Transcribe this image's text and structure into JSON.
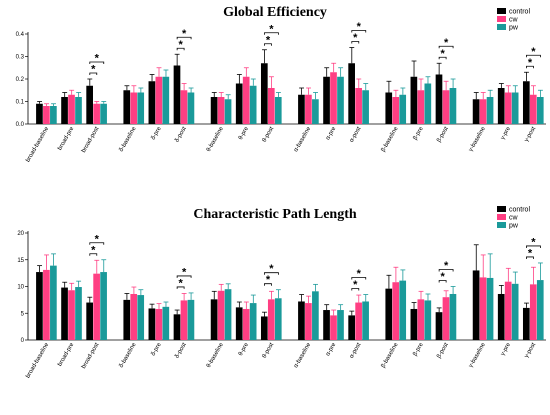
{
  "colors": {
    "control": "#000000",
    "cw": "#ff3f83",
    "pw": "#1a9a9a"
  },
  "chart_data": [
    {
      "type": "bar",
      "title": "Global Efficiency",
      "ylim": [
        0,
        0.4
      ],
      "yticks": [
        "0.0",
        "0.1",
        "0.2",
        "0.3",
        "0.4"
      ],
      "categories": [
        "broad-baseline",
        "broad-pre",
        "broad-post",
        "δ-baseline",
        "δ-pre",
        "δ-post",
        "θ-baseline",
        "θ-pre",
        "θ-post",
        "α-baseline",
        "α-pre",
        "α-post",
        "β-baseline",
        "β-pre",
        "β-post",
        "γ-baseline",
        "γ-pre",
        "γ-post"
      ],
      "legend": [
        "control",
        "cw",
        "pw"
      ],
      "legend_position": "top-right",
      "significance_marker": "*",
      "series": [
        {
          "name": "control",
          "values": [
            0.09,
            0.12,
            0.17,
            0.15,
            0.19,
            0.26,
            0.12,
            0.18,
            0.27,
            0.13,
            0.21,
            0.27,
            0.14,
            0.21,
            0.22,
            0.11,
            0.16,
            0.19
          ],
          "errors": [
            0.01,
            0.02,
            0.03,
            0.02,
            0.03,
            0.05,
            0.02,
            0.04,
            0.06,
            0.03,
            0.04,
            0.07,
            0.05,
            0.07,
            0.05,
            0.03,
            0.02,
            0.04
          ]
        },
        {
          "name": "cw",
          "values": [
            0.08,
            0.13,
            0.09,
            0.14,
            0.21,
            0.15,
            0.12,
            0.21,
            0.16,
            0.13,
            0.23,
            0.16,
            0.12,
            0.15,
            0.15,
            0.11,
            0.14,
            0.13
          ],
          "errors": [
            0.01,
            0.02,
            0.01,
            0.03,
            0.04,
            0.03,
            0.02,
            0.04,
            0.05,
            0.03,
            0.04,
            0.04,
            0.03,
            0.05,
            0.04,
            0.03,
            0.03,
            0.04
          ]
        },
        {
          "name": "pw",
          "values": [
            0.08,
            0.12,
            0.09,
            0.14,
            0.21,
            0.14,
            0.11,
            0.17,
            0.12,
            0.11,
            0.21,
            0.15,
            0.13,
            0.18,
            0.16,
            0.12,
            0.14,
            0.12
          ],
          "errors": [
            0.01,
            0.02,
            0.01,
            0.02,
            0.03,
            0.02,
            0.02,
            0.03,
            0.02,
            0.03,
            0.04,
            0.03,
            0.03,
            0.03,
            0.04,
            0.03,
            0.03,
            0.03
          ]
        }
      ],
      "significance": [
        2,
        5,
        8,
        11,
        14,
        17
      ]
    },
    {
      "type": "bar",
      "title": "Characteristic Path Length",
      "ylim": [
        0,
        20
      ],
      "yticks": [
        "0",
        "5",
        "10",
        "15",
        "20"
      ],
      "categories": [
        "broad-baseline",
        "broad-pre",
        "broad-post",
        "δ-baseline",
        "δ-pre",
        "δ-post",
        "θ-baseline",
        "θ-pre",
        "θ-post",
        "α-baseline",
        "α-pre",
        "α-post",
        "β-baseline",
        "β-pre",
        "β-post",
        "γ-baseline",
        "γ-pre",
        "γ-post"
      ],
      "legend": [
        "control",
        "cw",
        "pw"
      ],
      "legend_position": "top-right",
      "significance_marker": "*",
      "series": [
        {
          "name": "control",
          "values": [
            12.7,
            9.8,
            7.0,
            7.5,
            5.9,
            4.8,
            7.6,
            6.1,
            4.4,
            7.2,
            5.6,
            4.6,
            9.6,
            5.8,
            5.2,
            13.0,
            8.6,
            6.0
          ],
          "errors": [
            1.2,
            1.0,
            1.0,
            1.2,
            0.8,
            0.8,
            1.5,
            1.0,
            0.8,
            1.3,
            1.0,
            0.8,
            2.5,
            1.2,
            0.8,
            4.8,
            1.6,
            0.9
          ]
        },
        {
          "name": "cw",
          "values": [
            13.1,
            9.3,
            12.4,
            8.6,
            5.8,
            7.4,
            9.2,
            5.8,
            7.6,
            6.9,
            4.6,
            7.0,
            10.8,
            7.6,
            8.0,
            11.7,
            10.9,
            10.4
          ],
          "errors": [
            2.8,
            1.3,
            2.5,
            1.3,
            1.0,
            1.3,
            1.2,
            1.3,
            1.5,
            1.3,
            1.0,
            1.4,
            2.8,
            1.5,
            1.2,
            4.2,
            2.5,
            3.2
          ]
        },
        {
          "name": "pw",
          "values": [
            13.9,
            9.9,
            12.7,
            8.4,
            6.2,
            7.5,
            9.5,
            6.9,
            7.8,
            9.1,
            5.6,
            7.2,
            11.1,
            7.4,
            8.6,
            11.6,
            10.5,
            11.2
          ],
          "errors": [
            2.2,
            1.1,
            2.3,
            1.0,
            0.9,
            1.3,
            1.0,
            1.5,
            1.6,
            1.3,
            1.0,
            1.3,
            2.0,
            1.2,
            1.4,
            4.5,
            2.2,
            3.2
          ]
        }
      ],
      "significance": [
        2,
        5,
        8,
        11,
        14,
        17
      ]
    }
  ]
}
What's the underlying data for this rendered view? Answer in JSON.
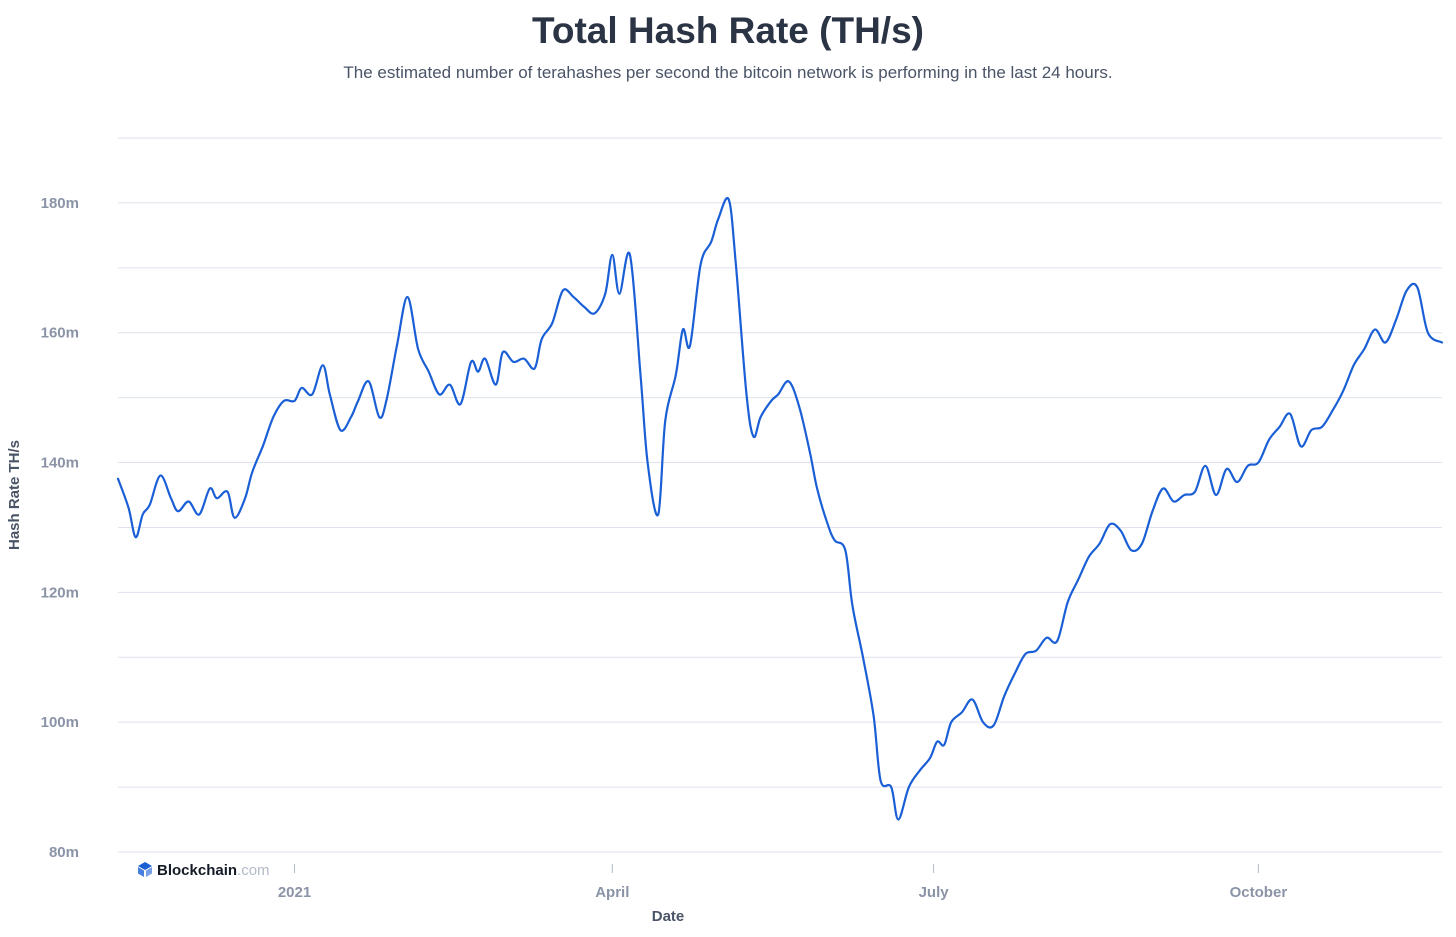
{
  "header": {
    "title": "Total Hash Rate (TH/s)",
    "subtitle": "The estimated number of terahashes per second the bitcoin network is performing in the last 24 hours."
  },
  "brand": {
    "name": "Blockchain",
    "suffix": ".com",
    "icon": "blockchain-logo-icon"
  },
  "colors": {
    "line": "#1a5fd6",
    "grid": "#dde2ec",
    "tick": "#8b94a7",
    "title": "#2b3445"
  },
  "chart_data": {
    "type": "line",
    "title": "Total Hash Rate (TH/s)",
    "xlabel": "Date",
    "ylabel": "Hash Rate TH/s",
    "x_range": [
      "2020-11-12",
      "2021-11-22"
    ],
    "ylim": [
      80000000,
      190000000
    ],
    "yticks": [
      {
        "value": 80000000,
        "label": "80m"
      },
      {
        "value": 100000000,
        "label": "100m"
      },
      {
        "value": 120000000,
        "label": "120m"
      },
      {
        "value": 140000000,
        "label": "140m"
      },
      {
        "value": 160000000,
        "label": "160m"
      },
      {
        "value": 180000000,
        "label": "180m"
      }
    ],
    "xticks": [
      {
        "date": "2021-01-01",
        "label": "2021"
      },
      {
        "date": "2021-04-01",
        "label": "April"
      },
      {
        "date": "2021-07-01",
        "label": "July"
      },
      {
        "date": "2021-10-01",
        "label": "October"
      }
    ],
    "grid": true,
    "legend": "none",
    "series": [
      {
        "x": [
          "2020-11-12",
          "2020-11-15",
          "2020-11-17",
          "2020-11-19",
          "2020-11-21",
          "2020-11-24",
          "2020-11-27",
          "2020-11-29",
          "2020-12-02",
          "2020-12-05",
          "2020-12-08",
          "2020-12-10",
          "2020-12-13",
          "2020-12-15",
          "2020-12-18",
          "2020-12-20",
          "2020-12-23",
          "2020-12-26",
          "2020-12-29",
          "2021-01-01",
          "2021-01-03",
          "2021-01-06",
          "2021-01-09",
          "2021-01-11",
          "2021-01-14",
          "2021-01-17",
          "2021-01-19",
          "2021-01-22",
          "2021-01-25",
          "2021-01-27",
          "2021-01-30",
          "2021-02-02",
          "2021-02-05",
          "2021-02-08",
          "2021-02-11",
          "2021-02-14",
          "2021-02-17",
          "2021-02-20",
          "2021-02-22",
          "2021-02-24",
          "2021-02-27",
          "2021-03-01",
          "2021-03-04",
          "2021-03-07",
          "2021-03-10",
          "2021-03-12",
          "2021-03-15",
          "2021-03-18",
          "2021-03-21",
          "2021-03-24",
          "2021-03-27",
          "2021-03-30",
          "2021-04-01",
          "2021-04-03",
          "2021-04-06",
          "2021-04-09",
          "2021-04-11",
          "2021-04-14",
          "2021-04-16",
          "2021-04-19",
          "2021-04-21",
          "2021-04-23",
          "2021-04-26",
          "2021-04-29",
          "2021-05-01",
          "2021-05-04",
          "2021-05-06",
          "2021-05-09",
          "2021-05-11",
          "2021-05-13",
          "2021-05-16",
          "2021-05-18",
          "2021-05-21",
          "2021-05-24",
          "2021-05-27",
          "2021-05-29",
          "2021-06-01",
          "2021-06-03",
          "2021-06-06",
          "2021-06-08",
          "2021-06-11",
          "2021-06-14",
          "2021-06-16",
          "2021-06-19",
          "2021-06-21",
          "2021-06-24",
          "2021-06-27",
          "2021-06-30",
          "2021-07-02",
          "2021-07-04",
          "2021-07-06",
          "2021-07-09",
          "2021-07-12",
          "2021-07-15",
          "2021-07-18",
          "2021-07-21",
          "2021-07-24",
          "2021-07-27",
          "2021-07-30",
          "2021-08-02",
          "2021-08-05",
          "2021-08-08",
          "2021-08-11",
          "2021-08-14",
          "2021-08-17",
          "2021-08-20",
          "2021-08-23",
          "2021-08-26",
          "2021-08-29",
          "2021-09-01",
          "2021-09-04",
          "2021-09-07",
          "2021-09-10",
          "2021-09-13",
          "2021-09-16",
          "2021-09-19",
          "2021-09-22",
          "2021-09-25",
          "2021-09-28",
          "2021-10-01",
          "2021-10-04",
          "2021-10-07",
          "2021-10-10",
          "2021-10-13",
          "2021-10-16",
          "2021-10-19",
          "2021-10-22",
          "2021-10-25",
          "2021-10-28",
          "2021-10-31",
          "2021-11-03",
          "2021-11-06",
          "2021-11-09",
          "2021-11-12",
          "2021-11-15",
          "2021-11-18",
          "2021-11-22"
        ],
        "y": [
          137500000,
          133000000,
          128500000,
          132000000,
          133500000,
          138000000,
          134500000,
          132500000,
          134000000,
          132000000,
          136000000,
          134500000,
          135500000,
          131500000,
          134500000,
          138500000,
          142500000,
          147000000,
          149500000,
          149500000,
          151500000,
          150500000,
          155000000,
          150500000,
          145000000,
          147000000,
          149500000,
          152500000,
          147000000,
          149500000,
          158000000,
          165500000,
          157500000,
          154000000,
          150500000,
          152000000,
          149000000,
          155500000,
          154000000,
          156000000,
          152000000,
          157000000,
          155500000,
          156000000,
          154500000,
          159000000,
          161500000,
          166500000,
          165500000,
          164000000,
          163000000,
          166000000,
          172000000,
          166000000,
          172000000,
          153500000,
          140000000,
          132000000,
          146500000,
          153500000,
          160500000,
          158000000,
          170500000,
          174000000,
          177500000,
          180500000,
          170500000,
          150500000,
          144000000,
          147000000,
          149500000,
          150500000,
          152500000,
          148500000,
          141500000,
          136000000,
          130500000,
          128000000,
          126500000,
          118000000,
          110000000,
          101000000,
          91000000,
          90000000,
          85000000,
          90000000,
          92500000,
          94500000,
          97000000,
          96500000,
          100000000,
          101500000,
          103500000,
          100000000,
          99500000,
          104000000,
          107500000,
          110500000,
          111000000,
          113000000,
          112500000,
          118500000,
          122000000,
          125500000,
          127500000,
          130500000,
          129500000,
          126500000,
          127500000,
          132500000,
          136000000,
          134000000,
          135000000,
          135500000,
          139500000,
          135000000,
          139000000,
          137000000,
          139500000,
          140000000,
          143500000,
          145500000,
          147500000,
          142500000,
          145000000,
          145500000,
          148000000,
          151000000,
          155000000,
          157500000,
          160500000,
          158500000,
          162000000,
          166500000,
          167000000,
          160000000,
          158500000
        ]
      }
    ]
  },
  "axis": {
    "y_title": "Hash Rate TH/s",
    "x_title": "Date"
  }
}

Given instruction:
Your task is to pick out every line with the string "Rate" and copy it.

Expected answer:
    "title": "Total Hash Rate (TH/s)",
    "title": "Total Hash Rate (TH/s)",
    "ylabel": "Hash Rate TH/s",
    "y_title": "Hash Rate TH/s",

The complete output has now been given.